INPUT DATA:
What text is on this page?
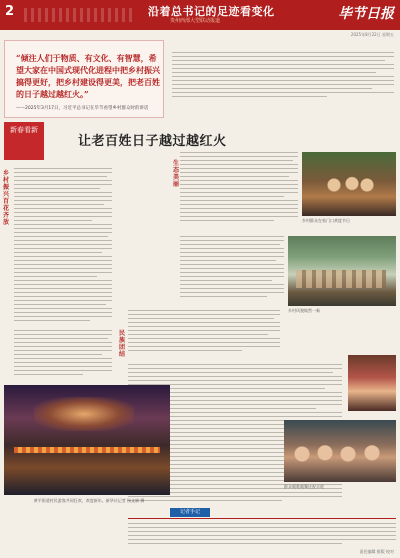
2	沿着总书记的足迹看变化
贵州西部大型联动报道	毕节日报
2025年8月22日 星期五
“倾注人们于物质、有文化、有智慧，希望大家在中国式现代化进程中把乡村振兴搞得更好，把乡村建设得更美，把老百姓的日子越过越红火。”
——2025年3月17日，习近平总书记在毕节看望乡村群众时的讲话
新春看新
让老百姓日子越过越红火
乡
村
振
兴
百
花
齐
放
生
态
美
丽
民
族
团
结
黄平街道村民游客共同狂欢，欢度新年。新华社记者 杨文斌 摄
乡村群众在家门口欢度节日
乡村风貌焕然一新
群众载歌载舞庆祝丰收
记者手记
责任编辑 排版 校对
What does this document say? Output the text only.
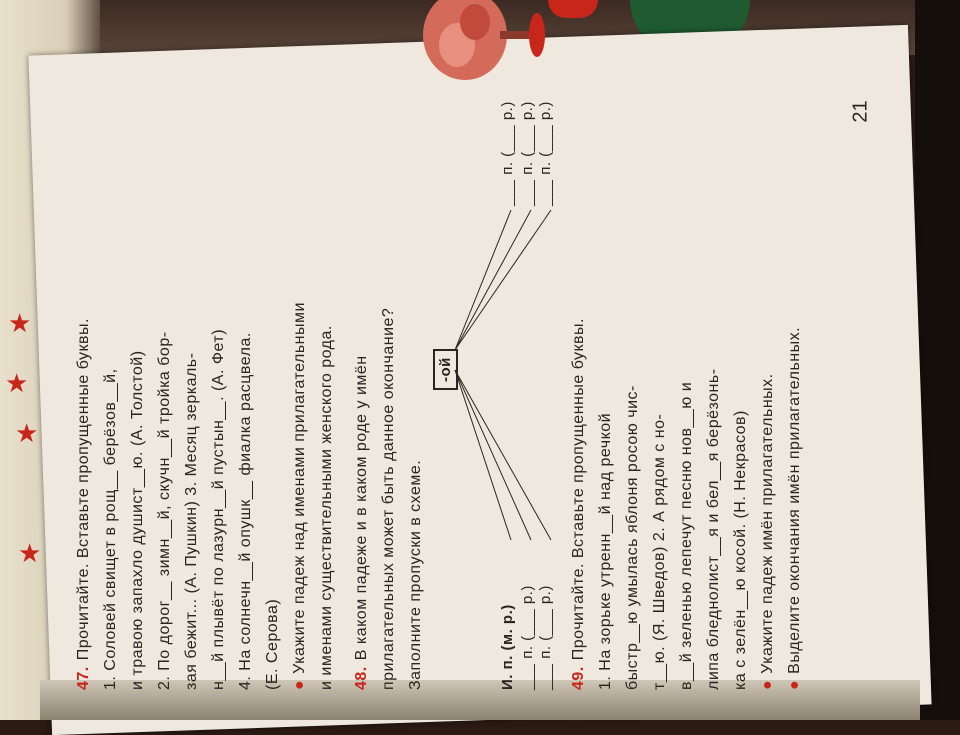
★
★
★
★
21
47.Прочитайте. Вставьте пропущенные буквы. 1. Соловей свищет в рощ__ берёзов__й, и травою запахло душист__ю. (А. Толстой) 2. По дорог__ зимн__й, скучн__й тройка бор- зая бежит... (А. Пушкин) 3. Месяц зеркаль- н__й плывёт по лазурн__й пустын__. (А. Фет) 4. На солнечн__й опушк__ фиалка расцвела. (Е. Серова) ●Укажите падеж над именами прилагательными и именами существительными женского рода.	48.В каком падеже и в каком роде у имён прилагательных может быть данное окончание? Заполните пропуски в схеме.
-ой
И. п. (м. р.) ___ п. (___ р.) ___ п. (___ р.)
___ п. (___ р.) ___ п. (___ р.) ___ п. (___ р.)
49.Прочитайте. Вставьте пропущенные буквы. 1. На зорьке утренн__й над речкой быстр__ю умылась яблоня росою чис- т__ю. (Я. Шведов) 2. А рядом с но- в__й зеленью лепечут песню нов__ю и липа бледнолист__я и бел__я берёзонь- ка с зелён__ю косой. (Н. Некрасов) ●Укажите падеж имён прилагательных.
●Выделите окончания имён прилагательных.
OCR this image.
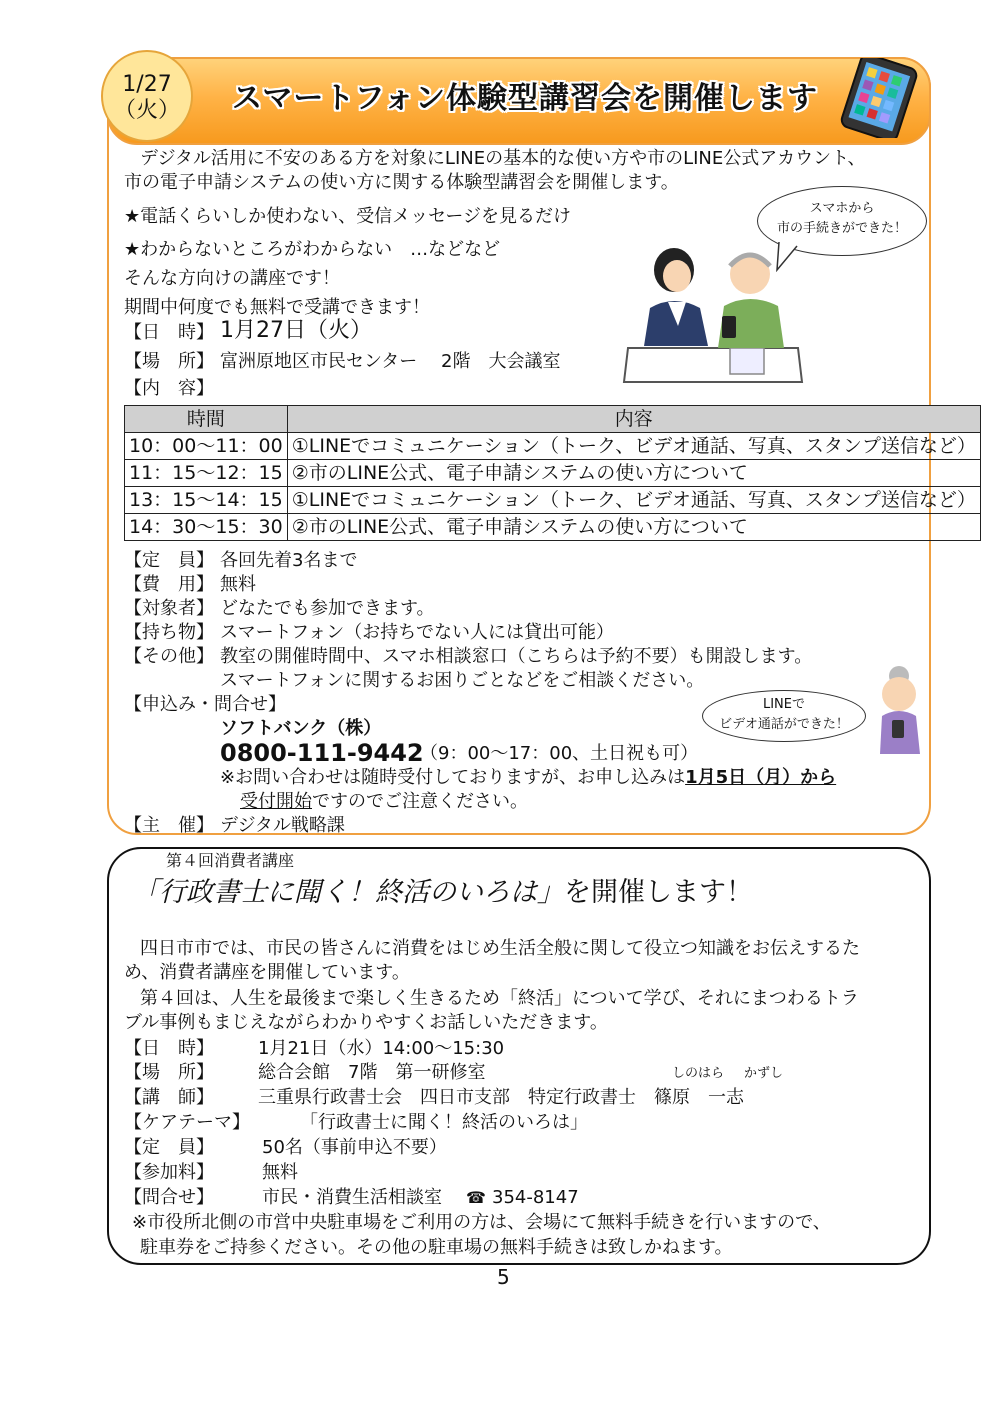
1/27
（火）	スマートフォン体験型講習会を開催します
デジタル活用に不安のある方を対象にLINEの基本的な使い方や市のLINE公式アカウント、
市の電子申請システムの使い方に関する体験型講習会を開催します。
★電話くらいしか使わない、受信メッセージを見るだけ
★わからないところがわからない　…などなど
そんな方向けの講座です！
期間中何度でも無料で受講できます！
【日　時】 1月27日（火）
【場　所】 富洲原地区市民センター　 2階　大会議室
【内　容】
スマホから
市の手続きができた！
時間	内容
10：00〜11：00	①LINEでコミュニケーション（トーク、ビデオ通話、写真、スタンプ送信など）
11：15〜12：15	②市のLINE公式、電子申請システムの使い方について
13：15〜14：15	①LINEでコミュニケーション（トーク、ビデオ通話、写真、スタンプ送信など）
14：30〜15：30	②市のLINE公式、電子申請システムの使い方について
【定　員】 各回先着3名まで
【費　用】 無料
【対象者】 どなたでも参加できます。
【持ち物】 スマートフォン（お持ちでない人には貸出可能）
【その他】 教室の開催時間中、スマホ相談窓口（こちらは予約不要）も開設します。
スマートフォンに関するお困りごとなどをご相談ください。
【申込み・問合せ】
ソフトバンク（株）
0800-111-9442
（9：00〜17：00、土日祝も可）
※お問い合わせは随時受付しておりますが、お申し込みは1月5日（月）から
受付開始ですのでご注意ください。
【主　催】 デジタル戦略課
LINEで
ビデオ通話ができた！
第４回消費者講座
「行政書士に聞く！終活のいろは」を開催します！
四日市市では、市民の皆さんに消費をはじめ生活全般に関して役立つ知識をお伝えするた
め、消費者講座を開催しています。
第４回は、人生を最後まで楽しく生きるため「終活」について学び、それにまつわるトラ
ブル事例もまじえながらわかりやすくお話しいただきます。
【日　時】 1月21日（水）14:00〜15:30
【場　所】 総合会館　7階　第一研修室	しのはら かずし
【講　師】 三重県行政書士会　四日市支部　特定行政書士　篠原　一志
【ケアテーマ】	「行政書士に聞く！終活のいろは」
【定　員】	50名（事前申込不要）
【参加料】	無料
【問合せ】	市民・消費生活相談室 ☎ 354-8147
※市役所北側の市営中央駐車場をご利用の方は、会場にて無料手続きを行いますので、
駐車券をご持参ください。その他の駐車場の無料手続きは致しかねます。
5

WORK TO BE COMPLETED: For each line above that contains the word "прилагательных", copy that line.

SOLUTION FOR THIS EXERCISE:
47.Прочитайте. Вставьте пропущенные буквы. 1. Соловей свищет в рощ__ берёзов__й, и травою запахло душист__ю. (А. Толстой) 2. По дорог__ зимн__й, скучн__й тройка бор- зая бежит... (А. Пушкин) 3. Месяц зеркаль- н__й плывёт по лазурн__й пустын__. (А. Фет) 4. На солнечн__й опушк__ фиалка расцвела. (Е. Серова) ●Укажите падеж над именами прилагательными и именами существительными женского рода.	48.В каком падеже и в каком роде у имён прилагательных может быть данное окончание? Заполните пропуски в схеме.
49.Прочитайте. Вставьте пропущенные буквы. 1. На зорьке утренн__й над речкой быстр__ю умылась яблоня росою чис- т__ю. (Я. Шведов) 2. А рядом с но- в__й зеленью лепечут песню нов__ю и липа бледнолист__я и бел__я берёзонь- ка с зелён__ю косой. (Н. Некрасов) ●Укажите падеж имён прилагательных.
●Выделите окончания имён прилагательных.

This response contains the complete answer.